** GOAL OF THE EXERCISE **
Repeat all of the records verbatim.

#####

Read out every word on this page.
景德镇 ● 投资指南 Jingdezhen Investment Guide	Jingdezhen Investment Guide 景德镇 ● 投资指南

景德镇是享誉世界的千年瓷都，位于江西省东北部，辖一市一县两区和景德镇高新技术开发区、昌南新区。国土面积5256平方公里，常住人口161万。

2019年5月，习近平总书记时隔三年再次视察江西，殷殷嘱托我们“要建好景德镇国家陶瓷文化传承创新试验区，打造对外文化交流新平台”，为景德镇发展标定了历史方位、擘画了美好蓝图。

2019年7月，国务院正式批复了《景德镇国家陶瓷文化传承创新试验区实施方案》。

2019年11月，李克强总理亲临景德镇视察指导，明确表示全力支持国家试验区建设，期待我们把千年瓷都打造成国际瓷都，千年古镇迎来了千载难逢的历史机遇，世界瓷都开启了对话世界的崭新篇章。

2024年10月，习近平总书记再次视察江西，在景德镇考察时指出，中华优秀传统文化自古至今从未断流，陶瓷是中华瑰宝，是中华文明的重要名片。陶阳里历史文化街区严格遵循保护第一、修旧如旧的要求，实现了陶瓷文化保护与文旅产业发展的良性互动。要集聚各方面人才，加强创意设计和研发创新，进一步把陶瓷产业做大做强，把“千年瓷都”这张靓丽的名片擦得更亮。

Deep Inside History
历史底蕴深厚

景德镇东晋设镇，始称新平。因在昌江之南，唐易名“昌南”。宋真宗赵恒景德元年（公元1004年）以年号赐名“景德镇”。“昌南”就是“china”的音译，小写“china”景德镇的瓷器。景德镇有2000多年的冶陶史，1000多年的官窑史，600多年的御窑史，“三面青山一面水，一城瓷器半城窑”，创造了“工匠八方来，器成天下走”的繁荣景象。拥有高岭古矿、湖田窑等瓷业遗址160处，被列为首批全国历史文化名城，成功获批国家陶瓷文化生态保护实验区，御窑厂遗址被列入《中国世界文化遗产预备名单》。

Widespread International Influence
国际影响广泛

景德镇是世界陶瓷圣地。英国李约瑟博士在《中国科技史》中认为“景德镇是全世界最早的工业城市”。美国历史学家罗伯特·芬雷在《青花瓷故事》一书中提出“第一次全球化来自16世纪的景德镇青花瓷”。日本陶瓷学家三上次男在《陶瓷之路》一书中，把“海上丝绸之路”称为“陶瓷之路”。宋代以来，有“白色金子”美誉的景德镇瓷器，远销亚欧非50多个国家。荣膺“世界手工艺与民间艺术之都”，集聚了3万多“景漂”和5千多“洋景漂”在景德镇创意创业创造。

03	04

#####

** TASK OUTPUT **
Read out every word on this page.
景德镇 ● 投资指南 Jingdezhen Investment Guide	Jingdezhen Investment Guide 景德镇 ● 投资指南

景德镇是享誉世界的千年瓷都，位于江西省东北部，辖一市一县两区和景德镇高新技术开发区、昌南新区。国土面积5256平方公里，常住人口161万。

2019年5月，习近平总书记时隔三年再次视察江西，殷殷嘱托我们“要建好景德镇国家陶瓷文化传承创新试验区，打造对外文化交流新平台”，为景德镇发展标定了历史方位、擘画了美好蓝图。

2019年7月，国务院正式批复了《景德镇国家陶瓷文化传承创新试验区实施方案》。

2019年11月，李克强总理亲临景德镇视察指导，明确表示全力支持国家试验区建设，期待我们把千年瓷都打造成国际瓷都，千年古镇迎来了千载难逢的历史机遇，世界瓷都开启了对话世界的崭新篇章。

2024年10月，习近平总书记再次视察江西，在景德镇考察时指出，中华优秀传统文化自古至今从未断流，陶瓷是中华瑰宝，是中华文明的重要名片。陶阳里历史文化街区严格遵循保护第一、修旧如旧的要求，实现了陶瓷文化保护与文旅产业发展的良性互动。要集聚各方面人才，加强创意设计和研发创新，进一步把陶瓷产业做大做强，把“千年瓷都”这张靓丽的名片擦得更亮。

Deep Inside History
历史底蕴深厚

景德镇东晋设镇，始称新平。因在昌江之南，唐易名“昌南”。宋真宗赵恒景德元年（公元1004年）以年号赐名“景德镇”。“昌南”就是“china”的音译，小写“china”景德镇的瓷器。景德镇有2000多年的冶陶史，1000多年的官窑史，600多年的御窑史，“三面青山一面水，一城瓷器半城窑”，创造了“工匠八方来，器成天下走”的繁荣景象。拥有高岭古矿、湖田窑等瓷业遗址160处，被列为首批全国历史文化名城，成功获批国家陶瓷文化生态保护实验区，御窑厂遗址被列入《中国世界文化遗产预备名单》。

Widespread International Influence
国际影响广泛

景德镇是世界陶瓷圣地。英国李约瑟博士在《中国科技史》中认为“景德镇是全世界最早的工业城市”。美国历史学家罗伯特·芬雷在《青花瓷故事》一书中提出“第一次全球化来自16世纪的景德镇青花瓷”。日本陶瓷学家三上次男在《陶瓷之路》一书中，把“海上丝绸之路”称为“陶瓷之路”。宋代以来，有“白色金子”美誉的景德镇瓷器，远销亚欧非50多个国家。荣膺“世界手工艺与民间艺术之都”，集聚了3万多“景漂”和5千多“洋景漂”在景德镇创意创业创造。

03	04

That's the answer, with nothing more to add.